**WHAT IS NEEDED**:
Copy every line of the items below word for word.

————————

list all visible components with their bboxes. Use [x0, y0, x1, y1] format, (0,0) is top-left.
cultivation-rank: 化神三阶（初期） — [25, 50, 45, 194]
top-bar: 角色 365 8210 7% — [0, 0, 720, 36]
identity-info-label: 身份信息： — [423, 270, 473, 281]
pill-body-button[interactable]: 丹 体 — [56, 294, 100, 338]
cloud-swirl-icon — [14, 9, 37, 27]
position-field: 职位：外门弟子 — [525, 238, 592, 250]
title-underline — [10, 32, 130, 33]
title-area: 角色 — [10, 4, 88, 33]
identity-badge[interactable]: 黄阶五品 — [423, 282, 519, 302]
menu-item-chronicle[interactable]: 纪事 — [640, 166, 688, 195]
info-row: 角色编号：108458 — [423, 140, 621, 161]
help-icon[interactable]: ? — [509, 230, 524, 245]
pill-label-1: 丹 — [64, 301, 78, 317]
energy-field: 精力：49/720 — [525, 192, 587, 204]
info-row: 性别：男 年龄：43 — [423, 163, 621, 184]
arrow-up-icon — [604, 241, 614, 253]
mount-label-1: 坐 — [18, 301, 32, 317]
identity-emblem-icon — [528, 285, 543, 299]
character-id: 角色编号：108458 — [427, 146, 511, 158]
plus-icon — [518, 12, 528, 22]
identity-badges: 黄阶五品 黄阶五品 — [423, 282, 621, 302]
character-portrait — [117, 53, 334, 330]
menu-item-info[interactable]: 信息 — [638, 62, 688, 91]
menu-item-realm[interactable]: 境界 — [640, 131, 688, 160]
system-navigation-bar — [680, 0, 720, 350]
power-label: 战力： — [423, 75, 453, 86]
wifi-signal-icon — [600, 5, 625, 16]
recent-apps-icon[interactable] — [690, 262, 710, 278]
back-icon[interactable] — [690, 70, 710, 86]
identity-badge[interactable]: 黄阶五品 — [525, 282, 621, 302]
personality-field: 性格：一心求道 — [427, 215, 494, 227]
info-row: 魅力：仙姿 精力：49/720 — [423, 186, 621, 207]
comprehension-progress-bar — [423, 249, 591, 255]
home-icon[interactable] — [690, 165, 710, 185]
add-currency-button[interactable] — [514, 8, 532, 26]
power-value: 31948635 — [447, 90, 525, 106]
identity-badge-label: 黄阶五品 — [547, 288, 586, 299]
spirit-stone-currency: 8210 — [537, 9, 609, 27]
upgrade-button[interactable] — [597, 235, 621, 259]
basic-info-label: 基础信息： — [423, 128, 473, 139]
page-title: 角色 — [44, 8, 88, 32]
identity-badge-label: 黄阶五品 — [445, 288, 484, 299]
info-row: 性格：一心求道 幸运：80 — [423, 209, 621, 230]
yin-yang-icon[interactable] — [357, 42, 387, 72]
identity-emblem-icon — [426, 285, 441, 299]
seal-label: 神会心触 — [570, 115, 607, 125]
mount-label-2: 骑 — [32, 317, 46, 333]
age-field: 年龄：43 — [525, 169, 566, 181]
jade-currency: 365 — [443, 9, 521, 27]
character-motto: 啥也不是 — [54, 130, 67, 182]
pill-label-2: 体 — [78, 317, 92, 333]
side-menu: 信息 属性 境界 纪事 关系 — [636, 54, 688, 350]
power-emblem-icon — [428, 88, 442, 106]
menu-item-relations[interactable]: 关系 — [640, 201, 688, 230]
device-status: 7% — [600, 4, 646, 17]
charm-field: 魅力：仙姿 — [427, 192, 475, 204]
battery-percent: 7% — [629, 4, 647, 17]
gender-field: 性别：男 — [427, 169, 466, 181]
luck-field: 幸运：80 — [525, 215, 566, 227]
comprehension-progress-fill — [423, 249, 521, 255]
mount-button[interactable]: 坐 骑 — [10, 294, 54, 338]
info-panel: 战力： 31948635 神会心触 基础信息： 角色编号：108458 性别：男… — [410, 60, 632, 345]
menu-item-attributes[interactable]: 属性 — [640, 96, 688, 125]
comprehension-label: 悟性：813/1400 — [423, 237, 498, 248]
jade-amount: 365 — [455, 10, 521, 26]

————————

**PROBLEM SOLUTION**:
list all visible components with their bboxes. Use [x0, y0, x1, y1] format, (0,0) is top-left.
cultivation-rank: 化神三阶（初期） — [25, 50, 45, 194]
top-bar: 角色 365 8210 7% — [0, 0, 720, 36]
identity-info-label: 身份信息： — [423, 270, 473, 281]
pill-body-button[interactable]: 丹 体 — [56, 294, 100, 338]
cloud-swirl-icon — [14, 9, 37, 27]
position-field: 职位：外门弟子 — [525, 238, 592, 250]
title-underline — [10, 32, 130, 33]
title-area: 角色 — [10, 4, 88, 33]
identity-badge[interactable]: 黄阶五品 — [423, 282, 519, 302]
menu-item-chronicle[interactable]: 纪事 — [640, 166, 688, 195]
info-row: 角色编号：108458 — [423, 140, 621, 161]
help-icon[interactable]: ? — [509, 230, 524, 245]
pill-label-1: 丹 — [64, 301, 78, 317]
energy-field: 精力：49/720 — [525, 192, 587, 204]
info-row: 性别：男 年龄：43 — [423, 163, 621, 184]
arrow-up-icon — [604, 241, 614, 253]
mount-label-1: 坐 — [18, 301, 32, 317]
identity-emblem-icon — [528, 285, 543, 299]
character-id: 角色编号：108458 — [427, 146, 511, 158]
plus-icon — [518, 12, 528, 22]
identity-badges: 黄阶五品 黄阶五品 — [423, 282, 621, 302]
character-portrait — [117, 53, 334, 330]
menu-item-info[interactable]: 信息 — [638, 62, 688, 91]
menu-item-realm[interactable]: 境界 — [640, 131, 688, 160]
system-navigation-bar — [680, 0, 720, 350]
power-label: 战力： — [423, 75, 453, 86]
wifi-signal-icon — [600, 5, 625, 16]
recent-apps-icon[interactable] — [690, 262, 710, 278]
back-icon[interactable] — [690, 70, 710, 86]
identity-badge[interactable]: 黄阶五品 — [525, 282, 621, 302]
personality-field: 性格：一心求道 — [427, 215, 494, 227]
info-row: 魅力：仙姿 精力：49/720 — [423, 186, 621, 207]
comprehension-progress-bar — [423, 249, 591, 255]
home-icon[interactable] — [690, 165, 710, 185]
add-currency-button[interactable] — [514, 8, 532, 26]
power-value: 31948635 — [447, 90, 525, 106]
identity-badge-label: 黄阶五品 — [547, 288, 586, 299]
spirit-stone-currency: 8210 — [537, 9, 609, 27]
upgrade-button[interactable] — [597, 235, 621, 259]
basic-info-label: 基础信息： — [423, 128, 473, 139]
page-title: 角色 — [44, 8, 88, 32]
identity-badge-label: 黄阶五品 — [445, 288, 484, 299]
info-row: 性格：一心求道 幸运：80 — [423, 209, 621, 230]
yin-yang-icon[interactable] — [357, 42, 387, 72]
identity-emblem-icon — [426, 285, 441, 299]
seal-label: 神会心触 — [570, 115, 607, 125]
mount-label-2: 骑 — [32, 317, 46, 333]
age-field: 年龄：43 — [525, 169, 566, 181]
jade-currency: 365 — [443, 9, 521, 27]
character-motto: 啥也不是 — [54, 130, 67, 182]
pill-label-2: 体 — [78, 317, 92, 333]
side-menu: 信息 属性 境界 纪事 关系 — [636, 54, 688, 350]
power-emblem-icon — [428, 88, 442, 106]
menu-item-relations[interactable]: 关系 — [640, 201, 688, 230]
device-status: 7% — [600, 4, 646, 17]
charm-field: 魅力：仙姿 — [427, 192, 475, 204]
battery-percent: 7% — [629, 4, 647, 17]
gender-field: 性别：男 — [427, 169, 466, 181]
luck-field: 幸运：80 — [525, 215, 566, 227]
comprehension-progress-fill — [423, 249, 521, 255]
mount-button[interactable]: 坐 骑 — [10, 294, 54, 338]
info-panel: 战力： 31948635 神会心触 基础信息： 角色编号：108458 性别：男… — [410, 60, 632, 345]
menu-item-attributes[interactable]: 属性 — [640, 96, 688, 125]
comprehension-label: 悟性：813/1400 — [423, 237, 498, 248]
jade-amount: 365 — [455, 10, 521, 26]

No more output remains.